Aim of the exercise —
Search the material for the word "两个主体" and report each line where it turns up.

[Dataset records]
start

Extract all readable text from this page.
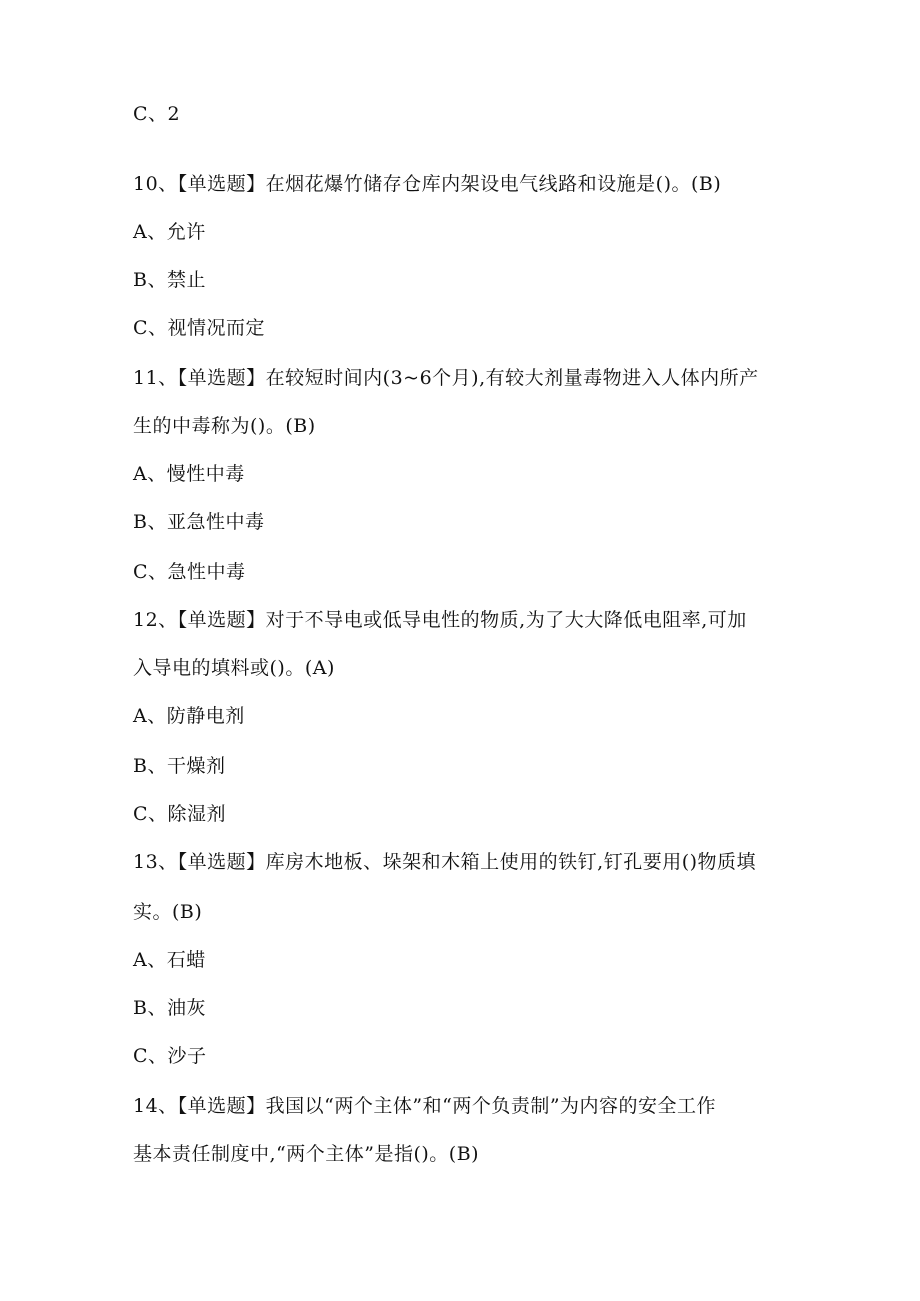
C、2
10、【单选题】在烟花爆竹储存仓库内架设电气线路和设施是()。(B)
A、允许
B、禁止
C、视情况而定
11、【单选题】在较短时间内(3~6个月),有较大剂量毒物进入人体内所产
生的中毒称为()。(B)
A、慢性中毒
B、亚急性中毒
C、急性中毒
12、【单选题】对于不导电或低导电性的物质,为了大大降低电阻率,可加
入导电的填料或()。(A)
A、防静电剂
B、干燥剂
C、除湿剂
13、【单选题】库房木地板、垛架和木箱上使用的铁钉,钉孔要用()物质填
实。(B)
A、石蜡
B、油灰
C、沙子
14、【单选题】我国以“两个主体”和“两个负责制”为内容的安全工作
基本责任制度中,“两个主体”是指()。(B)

end

Solution to this task —
14、【单选题】我国以“两个主体”和“两个负责制”为内容的安全工作
基本责任制度中,“两个主体”是指()。(B)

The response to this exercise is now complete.